Prompt – Set down all of the data that follows word for word, without the images.

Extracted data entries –
— START —

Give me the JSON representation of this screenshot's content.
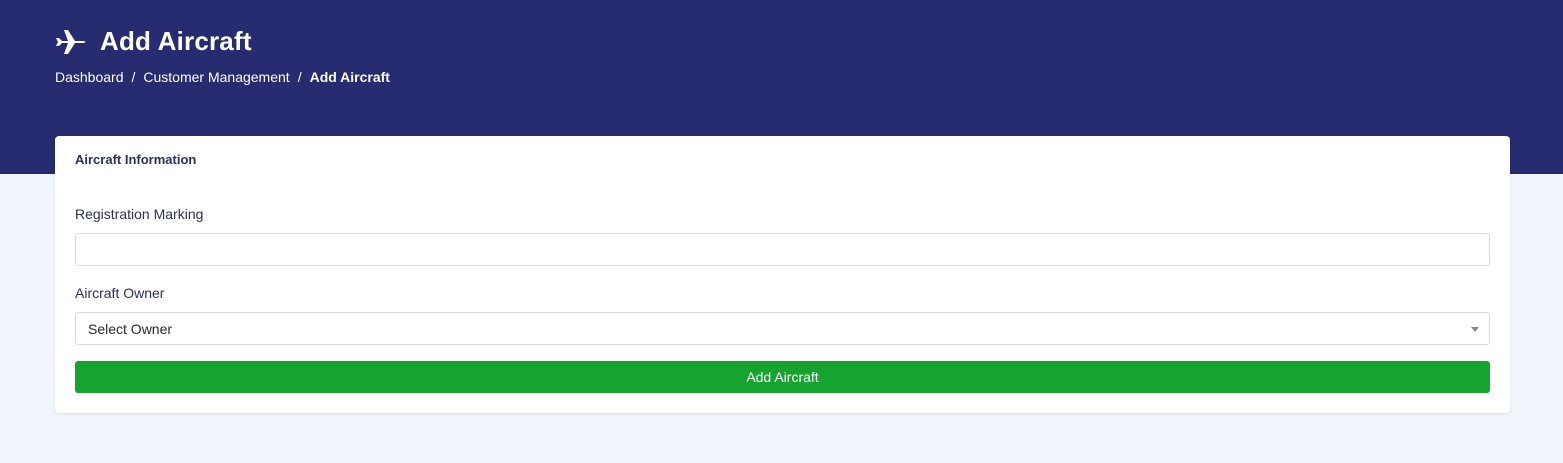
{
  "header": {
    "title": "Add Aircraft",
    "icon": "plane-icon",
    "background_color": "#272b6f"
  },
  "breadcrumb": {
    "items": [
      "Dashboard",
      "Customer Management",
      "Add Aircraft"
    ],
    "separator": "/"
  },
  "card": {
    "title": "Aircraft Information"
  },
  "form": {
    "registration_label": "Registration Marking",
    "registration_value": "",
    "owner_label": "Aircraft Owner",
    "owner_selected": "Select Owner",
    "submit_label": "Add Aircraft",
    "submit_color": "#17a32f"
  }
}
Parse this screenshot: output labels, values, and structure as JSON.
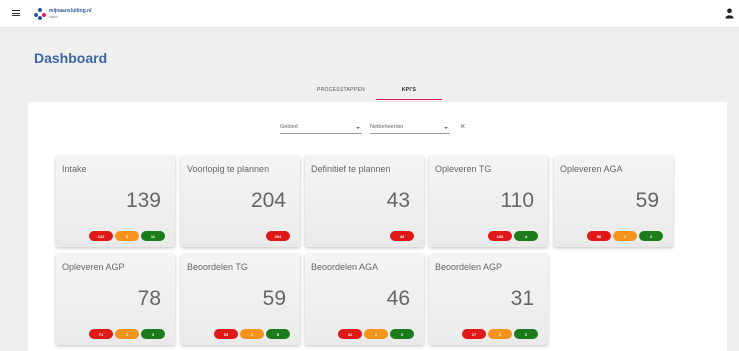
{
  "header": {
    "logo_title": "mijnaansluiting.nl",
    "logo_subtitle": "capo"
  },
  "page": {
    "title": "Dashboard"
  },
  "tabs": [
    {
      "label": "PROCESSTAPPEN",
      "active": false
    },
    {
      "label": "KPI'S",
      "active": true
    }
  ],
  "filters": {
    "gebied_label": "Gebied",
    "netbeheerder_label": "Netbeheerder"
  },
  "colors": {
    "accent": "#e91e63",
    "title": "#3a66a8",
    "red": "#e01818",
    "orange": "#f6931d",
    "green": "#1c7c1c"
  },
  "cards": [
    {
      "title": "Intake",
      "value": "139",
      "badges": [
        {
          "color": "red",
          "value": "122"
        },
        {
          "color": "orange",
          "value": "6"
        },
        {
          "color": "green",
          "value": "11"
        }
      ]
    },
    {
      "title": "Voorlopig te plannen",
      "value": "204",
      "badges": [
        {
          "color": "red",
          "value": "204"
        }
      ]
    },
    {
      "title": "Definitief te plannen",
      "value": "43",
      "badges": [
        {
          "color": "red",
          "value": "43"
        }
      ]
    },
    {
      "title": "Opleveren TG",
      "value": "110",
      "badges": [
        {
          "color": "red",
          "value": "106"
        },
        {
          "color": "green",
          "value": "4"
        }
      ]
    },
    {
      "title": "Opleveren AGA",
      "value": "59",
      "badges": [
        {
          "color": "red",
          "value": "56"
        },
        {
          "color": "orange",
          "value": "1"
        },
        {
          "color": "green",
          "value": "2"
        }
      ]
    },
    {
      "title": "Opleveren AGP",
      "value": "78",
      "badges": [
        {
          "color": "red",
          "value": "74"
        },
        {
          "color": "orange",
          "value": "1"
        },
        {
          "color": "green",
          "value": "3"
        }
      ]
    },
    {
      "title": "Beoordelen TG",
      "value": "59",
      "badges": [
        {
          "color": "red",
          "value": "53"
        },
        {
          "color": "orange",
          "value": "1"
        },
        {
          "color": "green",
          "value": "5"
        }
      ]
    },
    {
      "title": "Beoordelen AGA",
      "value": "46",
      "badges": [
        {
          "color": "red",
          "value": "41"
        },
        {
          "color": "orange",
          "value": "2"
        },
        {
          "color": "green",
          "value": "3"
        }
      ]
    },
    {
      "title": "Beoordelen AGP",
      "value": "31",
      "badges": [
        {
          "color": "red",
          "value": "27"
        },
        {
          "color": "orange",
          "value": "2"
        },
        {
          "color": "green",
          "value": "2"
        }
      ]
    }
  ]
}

— END —

Complete output –
Give me the JSON representation of this screenshot's content.
{
  "header": {
    "title": "Add Aircraft",
    "icon": "plane-icon",
    "background_color": "#272b6f"
  },
  "breadcrumb": {
    "items": [
      "Dashboard",
      "Customer Management",
      "Add Aircraft"
    ],
    "separator": "/"
  },
  "card": {
    "title": "Aircraft Information"
  },
  "form": {
    "registration_label": "Registration Marking",
    "registration_value": "",
    "owner_label": "Aircraft Owner",
    "owner_selected": "Select Owner",
    "submit_label": "Add Aircraft",
    "submit_color": "#17a32f"
  }
}
Parse this screenshot: output labels, values, and structure as JSON.
{
  "header": {
    "logo_title": "mijnaansluiting.nl",
    "logo_subtitle": "capo"
  },
  "page": {
    "title": "Dashboard"
  },
  "tabs": [
    {
      "label": "PROCESSTAPPEN",
      "active": false
    },
    {
      "label": "KPI'S",
      "active": true
    }
  ],
  "filters": {
    "gebied_label": "Gebied",
    "netbeheerder_label": "Netbeheerder"
  },
  "colors": {
    "accent": "#e91e63",
    "title": "#3a66a8",
    "red": "#e01818",
    "orange": "#f6931d",
    "green": "#1c7c1c"
  },
  "cards": [
    {
      "title": "Intake",
      "value": "139",
      "badges": [
        {
          "color": "red",
          "value": "122"
        },
        {
          "color": "orange",
          "value": "6"
        },
        {
          "color": "green",
          "value": "11"
        }
      ]
    },
    {
      "title": "Voorlopig te plannen",
      "value": "204",
      "badges": [
        {
          "color": "red",
          "value": "204"
        }
      ]
    },
    {
      "title": "Definitief te plannen",
      "value": "43",
      "badges": [
        {
          "color": "red",
          "value": "43"
        }
      ]
    },
    {
      "title": "Opleveren TG",
      "value": "110",
      "badges": [
        {
          "color": "red",
          "value": "106"
        },
        {
          "color": "green",
          "value": "4"
        }
      ]
    },
    {
      "title": "Opleveren AGA",
      "value": "59",
      "badges": [
        {
          "color": "red",
          "value": "56"
        },
        {
          "color": "orange",
          "value": "1"
        },
        {
          "color": "green",
          "value": "2"
        }
      ]
    },
    {
      "title": "Opleveren AGP",
      "value": "78",
      "badges": [
        {
          "color": "red",
          "value": "74"
        },
        {
          "color": "orange",
          "value": "1"
        },
        {
          "color": "green",
          "value": "3"
        }
      ]
    },
    {
      "title": "Beoordelen TG",
      "value": "59",
      "badges": [
        {
          "color": "red",
          "value": "53"
        },
        {
          "color": "orange",
          "value": "1"
        },
        {
          "color": "green",
          "value": "5"
        }
      ]
    },
    {
      "title": "Beoordelen AGA",
      "value": "46",
      "badges": [
        {
          "color": "red",
          "value": "41"
        },
        {
          "color": "orange",
          "value": "2"
        },
        {
          "color": "green",
          "value": "3"
        }
      ]
    },
    {
      "title": "Beoordelen AGP",
      "value": "31",
      "badges": [
        {
          "color": "red",
          "value": "27"
        },
        {
          "color": "orange",
          "value": "2"
        },
        {
          "color": "green",
          "value": "2"
        }
      ]
    }
  ]
}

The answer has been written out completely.